--- Start of DATASET EXCERPTS ---
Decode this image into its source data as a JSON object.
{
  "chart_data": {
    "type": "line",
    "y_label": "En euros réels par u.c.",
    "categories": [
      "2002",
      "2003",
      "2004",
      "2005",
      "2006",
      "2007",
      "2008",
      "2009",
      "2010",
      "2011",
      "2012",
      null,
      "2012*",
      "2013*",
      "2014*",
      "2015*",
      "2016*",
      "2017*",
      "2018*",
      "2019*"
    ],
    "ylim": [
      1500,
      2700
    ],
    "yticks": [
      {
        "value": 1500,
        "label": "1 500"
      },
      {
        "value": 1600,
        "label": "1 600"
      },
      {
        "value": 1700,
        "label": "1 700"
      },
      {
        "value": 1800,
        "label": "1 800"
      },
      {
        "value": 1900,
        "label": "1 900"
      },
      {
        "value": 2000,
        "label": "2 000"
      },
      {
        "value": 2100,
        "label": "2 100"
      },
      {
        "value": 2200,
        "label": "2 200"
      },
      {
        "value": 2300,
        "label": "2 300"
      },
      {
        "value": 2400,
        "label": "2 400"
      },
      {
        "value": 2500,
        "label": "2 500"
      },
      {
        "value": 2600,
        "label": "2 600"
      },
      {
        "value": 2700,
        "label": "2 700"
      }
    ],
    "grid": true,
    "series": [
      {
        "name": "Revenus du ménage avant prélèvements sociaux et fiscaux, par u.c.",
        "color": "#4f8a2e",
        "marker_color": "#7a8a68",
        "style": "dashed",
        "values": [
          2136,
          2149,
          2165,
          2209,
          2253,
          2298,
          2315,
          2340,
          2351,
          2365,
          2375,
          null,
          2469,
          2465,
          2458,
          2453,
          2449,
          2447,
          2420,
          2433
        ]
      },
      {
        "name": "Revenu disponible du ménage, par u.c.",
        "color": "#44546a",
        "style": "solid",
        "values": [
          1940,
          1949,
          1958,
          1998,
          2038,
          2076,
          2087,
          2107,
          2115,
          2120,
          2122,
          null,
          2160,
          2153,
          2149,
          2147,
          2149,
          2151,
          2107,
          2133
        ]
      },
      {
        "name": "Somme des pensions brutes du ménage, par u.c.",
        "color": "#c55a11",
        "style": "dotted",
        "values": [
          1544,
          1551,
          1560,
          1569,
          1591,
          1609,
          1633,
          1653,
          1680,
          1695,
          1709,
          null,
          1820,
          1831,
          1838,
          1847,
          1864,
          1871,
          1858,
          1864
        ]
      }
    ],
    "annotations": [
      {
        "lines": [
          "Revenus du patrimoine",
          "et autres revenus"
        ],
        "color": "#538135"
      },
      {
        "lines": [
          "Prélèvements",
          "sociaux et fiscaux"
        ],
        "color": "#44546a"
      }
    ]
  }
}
--- End of DATASET EXCERPTS ---
--- Start of DATASET EXCERPTS ---
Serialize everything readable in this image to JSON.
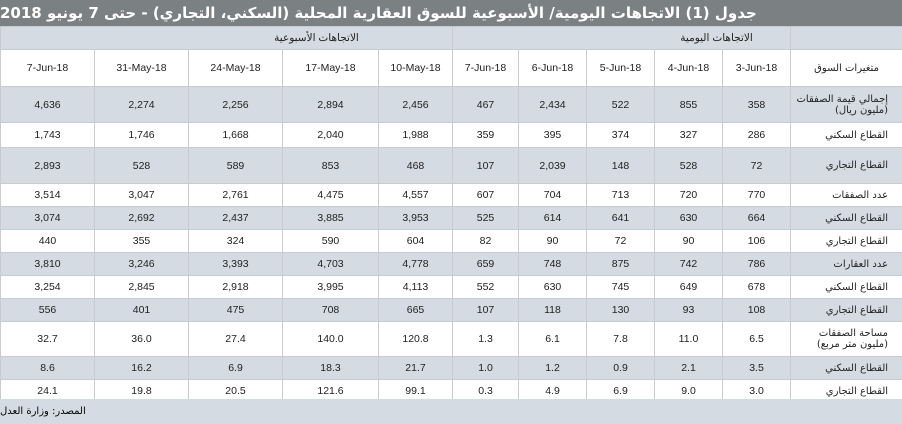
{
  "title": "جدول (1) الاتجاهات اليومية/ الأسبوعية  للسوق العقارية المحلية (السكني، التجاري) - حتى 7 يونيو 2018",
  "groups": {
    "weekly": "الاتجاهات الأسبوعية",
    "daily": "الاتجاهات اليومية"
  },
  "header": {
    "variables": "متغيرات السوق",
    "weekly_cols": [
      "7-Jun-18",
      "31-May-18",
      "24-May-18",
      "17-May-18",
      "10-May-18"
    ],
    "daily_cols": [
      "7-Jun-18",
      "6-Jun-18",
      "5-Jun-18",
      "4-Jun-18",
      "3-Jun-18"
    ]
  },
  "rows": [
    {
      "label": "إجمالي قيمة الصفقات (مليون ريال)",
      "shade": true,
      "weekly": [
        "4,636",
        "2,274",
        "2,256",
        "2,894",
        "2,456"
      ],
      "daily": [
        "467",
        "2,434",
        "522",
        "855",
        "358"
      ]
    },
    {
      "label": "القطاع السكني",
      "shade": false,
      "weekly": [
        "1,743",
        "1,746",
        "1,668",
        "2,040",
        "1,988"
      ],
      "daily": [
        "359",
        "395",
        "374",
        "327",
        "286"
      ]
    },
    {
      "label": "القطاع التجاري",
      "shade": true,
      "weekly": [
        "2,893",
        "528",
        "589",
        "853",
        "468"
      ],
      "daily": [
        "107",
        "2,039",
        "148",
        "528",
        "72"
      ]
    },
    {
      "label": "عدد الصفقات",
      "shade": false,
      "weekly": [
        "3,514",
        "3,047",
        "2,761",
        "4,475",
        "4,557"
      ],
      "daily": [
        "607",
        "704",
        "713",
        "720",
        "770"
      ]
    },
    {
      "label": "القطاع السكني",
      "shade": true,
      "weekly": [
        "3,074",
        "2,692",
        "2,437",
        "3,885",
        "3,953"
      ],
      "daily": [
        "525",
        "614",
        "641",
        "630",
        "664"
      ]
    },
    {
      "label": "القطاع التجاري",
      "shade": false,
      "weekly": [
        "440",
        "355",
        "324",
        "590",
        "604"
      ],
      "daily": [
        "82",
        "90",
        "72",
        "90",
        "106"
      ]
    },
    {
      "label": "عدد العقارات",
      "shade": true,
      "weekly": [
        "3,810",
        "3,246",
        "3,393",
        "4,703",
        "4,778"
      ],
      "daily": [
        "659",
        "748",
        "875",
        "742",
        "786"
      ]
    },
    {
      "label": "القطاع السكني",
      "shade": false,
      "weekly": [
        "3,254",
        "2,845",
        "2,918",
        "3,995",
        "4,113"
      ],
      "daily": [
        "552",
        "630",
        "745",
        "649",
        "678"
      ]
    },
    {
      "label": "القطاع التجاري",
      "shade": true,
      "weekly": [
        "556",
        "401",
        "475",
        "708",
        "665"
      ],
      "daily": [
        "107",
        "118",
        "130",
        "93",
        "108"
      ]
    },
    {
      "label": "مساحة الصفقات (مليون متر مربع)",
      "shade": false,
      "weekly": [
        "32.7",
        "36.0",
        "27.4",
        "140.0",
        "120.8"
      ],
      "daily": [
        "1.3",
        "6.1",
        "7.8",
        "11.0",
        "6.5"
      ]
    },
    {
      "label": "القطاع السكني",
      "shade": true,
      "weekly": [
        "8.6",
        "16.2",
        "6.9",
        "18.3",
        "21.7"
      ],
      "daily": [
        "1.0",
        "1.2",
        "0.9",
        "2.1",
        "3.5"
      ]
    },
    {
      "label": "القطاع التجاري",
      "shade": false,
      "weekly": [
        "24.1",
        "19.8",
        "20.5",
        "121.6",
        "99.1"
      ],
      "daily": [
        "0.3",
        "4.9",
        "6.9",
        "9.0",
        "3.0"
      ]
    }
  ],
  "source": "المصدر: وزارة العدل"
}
--- End of DATASET EXCERPTS ---
REQUIRED TASK:
Which lines include the word "الاتجاهات"? Copy every one of them.

ANSWER TO THE TASK:
  "title": "جدول (1) الاتجاهات اليومية/ الأسبوعية  للسوق العقارية المحلية (السكني، التجاري) - حتى 7 يونيو 2018",
    "weekly": "الاتجاهات الأسبوعية",
    "daily": "الاتجاهات اليومية"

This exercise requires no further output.